▶ _Records for the task_:
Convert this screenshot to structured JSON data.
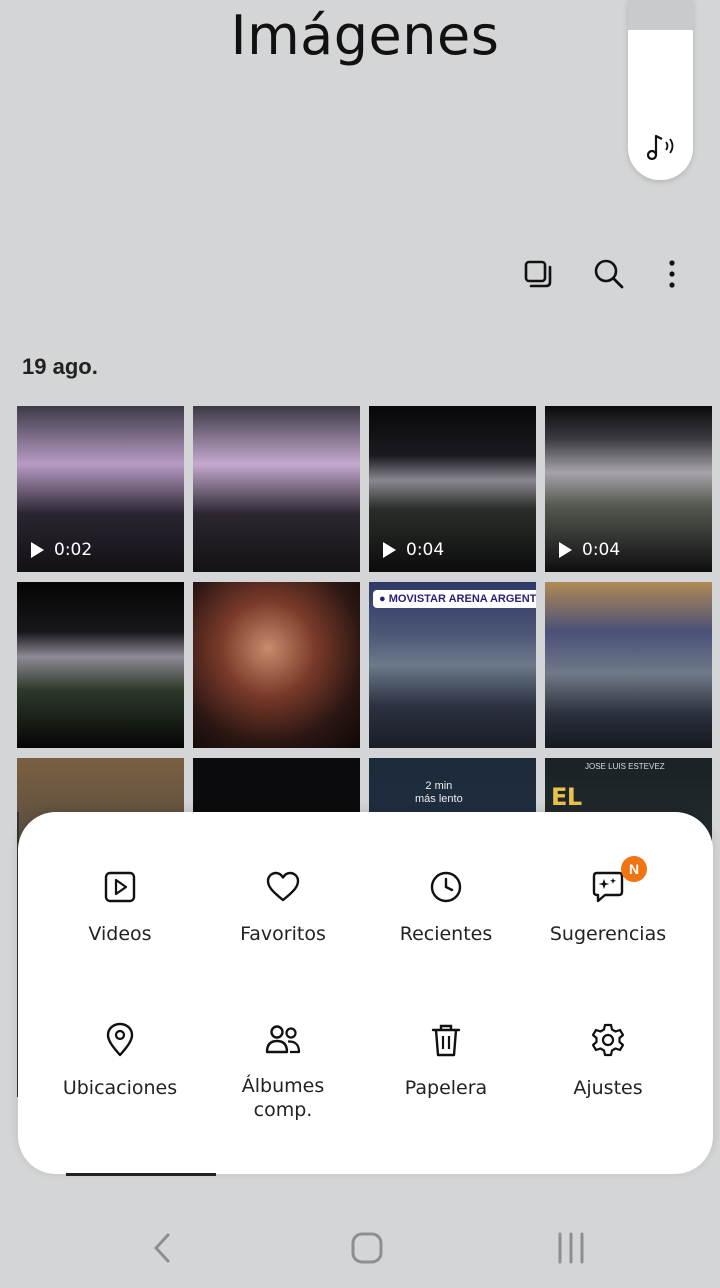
{
  "header": {
    "title": "Imágenes"
  },
  "volume_panel": {
    "icon": "music-note-sound-icon"
  },
  "toolbar": {
    "icons": [
      "select-multiple-icon",
      "search-icon",
      "more-options-icon"
    ]
  },
  "section": {
    "date": "19 ago."
  },
  "photos": [
    {
      "type": "video",
      "duration": "0:02"
    },
    {
      "type": "image"
    },
    {
      "type": "video",
      "duration": "0:04"
    },
    {
      "type": "video",
      "duration": "0:04"
    },
    {
      "type": "image"
    },
    {
      "type": "image"
    },
    {
      "type": "image",
      "location_tag": "MOVISTAR ARENA ARGENTINA"
    },
    {
      "type": "image"
    },
    {
      "type": "image"
    },
    {
      "type": "image"
    },
    {
      "type": "image",
      "map_text": "2 min\nmás lento"
    },
    {
      "type": "image",
      "poster_small": "JOSE LUIS ESTEVEZ",
      "poster_text": "EL SEGUNDO\nPODO"
    }
  ],
  "menu": {
    "items": [
      {
        "label": "Videos",
        "icon": "video-play-icon"
      },
      {
        "label": "Favoritos",
        "icon": "heart-icon"
      },
      {
        "label": "Recientes",
        "icon": "clock-icon"
      },
      {
        "label": "Sugerencias",
        "icon": "suggestions-sparkle-icon",
        "badge": "N"
      },
      {
        "label": "Ubicaciones",
        "icon": "location-pin-icon"
      },
      {
        "label": "Álbumes\ncomp.",
        "icon": "shared-people-icon"
      },
      {
        "label": "Papelera",
        "icon": "trash-icon"
      },
      {
        "label": "Ajustes",
        "icon": "gear-icon"
      }
    ]
  },
  "navbar": {
    "icons": [
      "back-icon",
      "home-icon",
      "recent-apps-icon"
    ]
  },
  "colors": {
    "badge": "#f07410",
    "background": "#d3d5d6",
    "sheet": "#ffffff"
  }
}
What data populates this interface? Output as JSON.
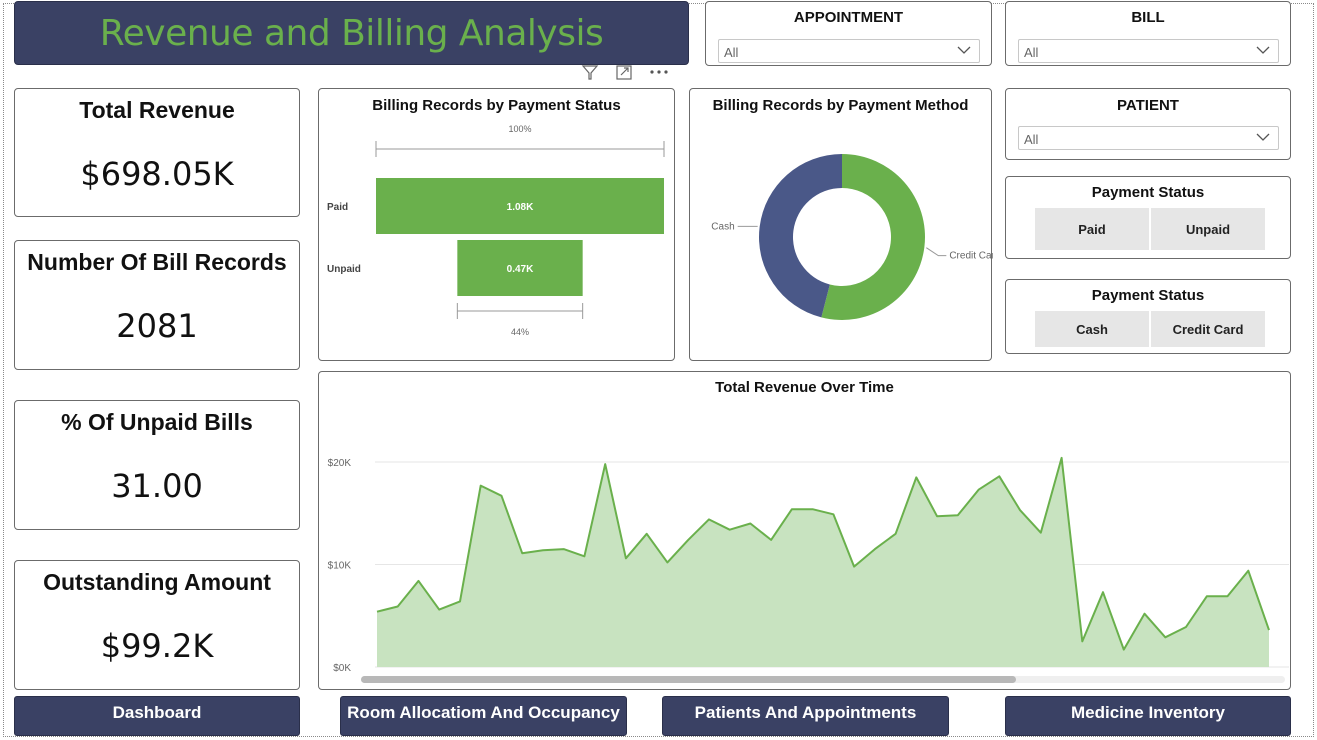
{
  "header": {
    "title": "Revenue and Billing Analysis"
  },
  "kpis": {
    "total_revenue": {
      "label": "Total Revenue",
      "value": "$698.05K"
    },
    "bill_records": {
      "label": "Number Of Bill Records",
      "value": "2081"
    },
    "unpaid_pct": {
      "label": "% Of Unpaid Bills",
      "value": "31.00"
    },
    "outstanding": {
      "label": "Outstanding Amount",
      "value": "$99.2K"
    }
  },
  "slicers": {
    "appointment": {
      "title": "APPOINTMENT",
      "value": "All"
    },
    "bill": {
      "title": "BILL",
      "value": "All"
    },
    "patient": {
      "title": "PATIENT",
      "value": "All"
    },
    "payment_status": {
      "title": "Payment Status",
      "options": [
        "Paid",
        "Unpaid"
      ]
    },
    "payment_method": {
      "title": "Payment Status",
      "options": [
        "Cash",
        "Credit Card"
      ]
    }
  },
  "nav": {
    "dashboard": "Dashboard",
    "rooms": "Room Allocatiom And Occupancy",
    "patients": "Patients And Appointments",
    "medicine": "Medicine Inventory"
  },
  "accent": "#6ab04c",
  "navy": "#3a4164",
  "chart_data": [
    {
      "type": "bar",
      "title": "Billing Records by Payment Status",
      "categories": [
        "Paid",
        "Unpaid"
      ],
      "values": [
        1080,
        470
      ],
      "data_labels": [
        "1.08K",
        "0.47K"
      ],
      "top_label": "100%",
      "bottom_label": "44%",
      "orientation": "funnel"
    },
    {
      "type": "pie",
      "title": "Billing Records by Payment Method",
      "categories": [
        "Credit Card",
        "Cash"
      ],
      "values": [
        54,
        46
      ],
      "colors": [
        "#6ab04c",
        "#4a5888"
      ],
      "donut": true
    },
    {
      "type": "area",
      "title": "Total Revenue Over Time",
      "yticks": [
        "$0K",
        "$10K",
        "$20K"
      ],
      "ylim": [
        0,
        20000
      ],
      "values": [
        5400,
        5900,
        8400,
        5600,
        6400,
        17700,
        16700,
        11100,
        11400,
        11500,
        10800,
        19800,
        10600,
        13000,
        10200,
        12400,
        14400,
        13400,
        14000,
        12400,
        15400,
        15400,
        14900,
        9800,
        11500,
        13000,
        18500,
        14700,
        14800,
        17300,
        18600,
        15300,
        13100,
        20400,
        2500,
        7300,
        1700,
        5200,
        2900,
        3900,
        6900,
        6900,
        9400,
        3600
      ],
      "grid": true
    }
  ]
}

▶ _Task details_:
Pull out all lines containing the word "JSON" from the entries above.

▶ _Expected answer_:
Convert this screenshot to structured JSON data.
What data populates this interface? Output as JSON.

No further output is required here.